» **REQUEST**: Pictures stay out of the copy; set down each line of the listing below exactly.

» **INPUT FOR THIS TASK**:
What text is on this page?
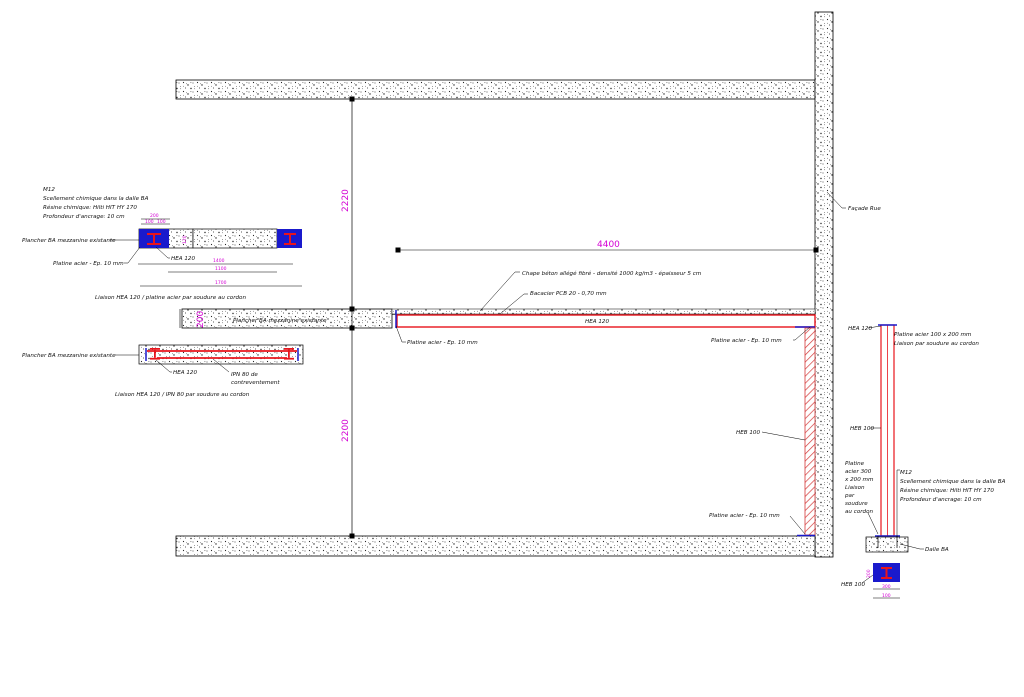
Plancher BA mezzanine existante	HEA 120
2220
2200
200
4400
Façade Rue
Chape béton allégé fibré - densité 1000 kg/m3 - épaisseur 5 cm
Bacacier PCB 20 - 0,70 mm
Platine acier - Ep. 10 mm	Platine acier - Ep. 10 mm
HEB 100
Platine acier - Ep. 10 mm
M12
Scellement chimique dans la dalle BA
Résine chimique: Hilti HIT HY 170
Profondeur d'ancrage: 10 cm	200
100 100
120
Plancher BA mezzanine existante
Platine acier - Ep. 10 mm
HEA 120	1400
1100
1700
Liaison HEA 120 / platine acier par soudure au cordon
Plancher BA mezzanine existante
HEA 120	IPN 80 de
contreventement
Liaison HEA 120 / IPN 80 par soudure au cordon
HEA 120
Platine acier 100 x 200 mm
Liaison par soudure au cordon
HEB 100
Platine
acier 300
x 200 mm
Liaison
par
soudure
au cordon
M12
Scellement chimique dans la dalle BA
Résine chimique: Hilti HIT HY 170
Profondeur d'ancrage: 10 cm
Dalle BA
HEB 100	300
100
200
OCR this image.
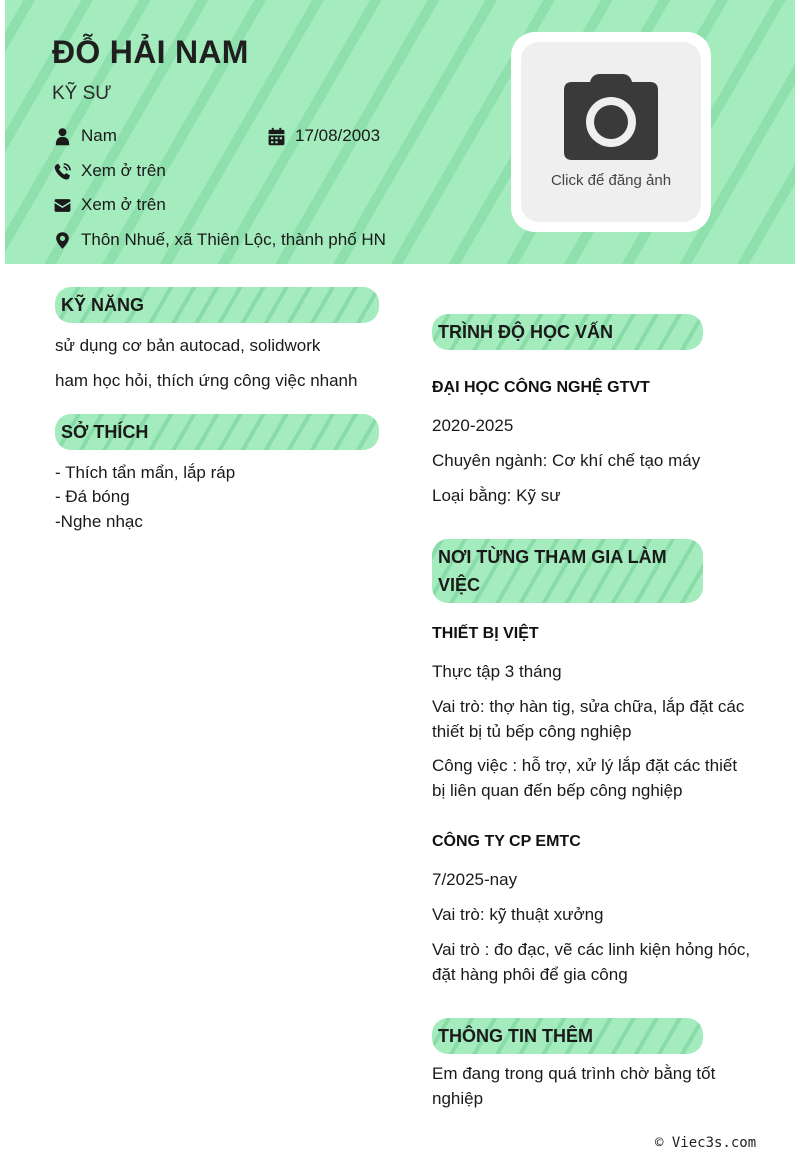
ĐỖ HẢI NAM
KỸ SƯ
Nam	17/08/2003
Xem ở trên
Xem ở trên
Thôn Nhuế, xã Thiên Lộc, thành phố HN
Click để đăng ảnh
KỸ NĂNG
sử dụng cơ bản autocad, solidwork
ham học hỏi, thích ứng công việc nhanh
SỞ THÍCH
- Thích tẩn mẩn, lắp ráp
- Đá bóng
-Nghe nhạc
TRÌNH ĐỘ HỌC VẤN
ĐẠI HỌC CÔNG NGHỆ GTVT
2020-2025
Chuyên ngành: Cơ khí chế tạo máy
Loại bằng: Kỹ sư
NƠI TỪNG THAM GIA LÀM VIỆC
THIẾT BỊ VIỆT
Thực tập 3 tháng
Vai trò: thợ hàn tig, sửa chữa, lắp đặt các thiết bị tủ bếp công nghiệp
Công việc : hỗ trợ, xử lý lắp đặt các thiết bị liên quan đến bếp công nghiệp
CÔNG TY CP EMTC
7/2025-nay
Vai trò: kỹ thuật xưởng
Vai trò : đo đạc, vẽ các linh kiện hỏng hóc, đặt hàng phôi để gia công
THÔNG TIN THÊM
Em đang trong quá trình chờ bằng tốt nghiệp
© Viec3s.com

» **RESPONSE TO THE EXERCISE**:
What text is on this page?
Plancher BA mezzanine existante	HEA 120
2220
2200
200
4400
Façade Rue
Chape béton allégé fibré - densité 1000 kg/m3 - épaisseur 5 cm
Bacacier PCB 20 - 0,70 mm
Platine acier - Ep. 10 mm	Platine acier - Ep. 10 mm
HEB 100
Platine acier - Ep. 10 mm
M12
Scellement chimique dans la dalle BA
Résine chimique: Hilti HIT HY 170
Profondeur d'ancrage: 10 cm	200
100 100
120
Plancher BA mezzanine existante
Platine acier - Ep. 10 mm
HEA 120	1400
1100
1700
Liaison HEA 120 / platine acier par soudure au cordon
Plancher BA mezzanine existante
HEA 120	IPN 80 de
contreventement
Liaison HEA 120 / IPN 80 par soudure au cordon
HEA 120
Platine acier 100 x 200 mm
Liaison par soudure au cordon
HEB 100
Platine
acier 300
x 200 mm
Liaison
par
soudure
au cordon
M12
Scellement chimique dans la dalle BA
Résine chimique: Hilti HIT HY 170
Profondeur d'ancrage: 10 cm
Dalle BA
HEB 100	300
100
200
OCR this image.
ĐỖ HẢI NAM
KỸ SƯ
Nam	17/08/2003
Xem ở trên
Xem ở trên
Thôn Nhuế, xã Thiên Lộc, thành phố HN
Click để đăng ảnh
KỸ NĂNG
sử dụng cơ bản autocad, solidwork
ham học hỏi, thích ứng công việc nhanh
SỞ THÍCH
- Thích tẩn mẩn, lắp ráp
- Đá bóng
-Nghe nhạc
TRÌNH ĐỘ HỌC VẤN
ĐẠI HỌC CÔNG NGHỆ GTVT
2020-2025
Chuyên ngành: Cơ khí chế tạo máy
Loại bằng: Kỹ sư
NƠI TỪNG THAM GIA LÀM VIỆC
THIẾT BỊ VIỆT
Thực tập 3 tháng
Vai trò: thợ hàn tig, sửa chữa, lắp đặt các thiết bị tủ bếp công nghiệp
Công việc : hỗ trợ, xử lý lắp đặt các thiết bị liên quan đến bếp công nghiệp
CÔNG TY CP EMTC
7/2025-nay
Vai trò: kỹ thuật xưởng
Vai trò : đo đạc, vẽ các linh kiện hỏng hóc, đặt hàng phôi để gia công
THÔNG TIN THÊM
Em đang trong quá trình chờ bằng tốt nghiệp
© Viec3s.com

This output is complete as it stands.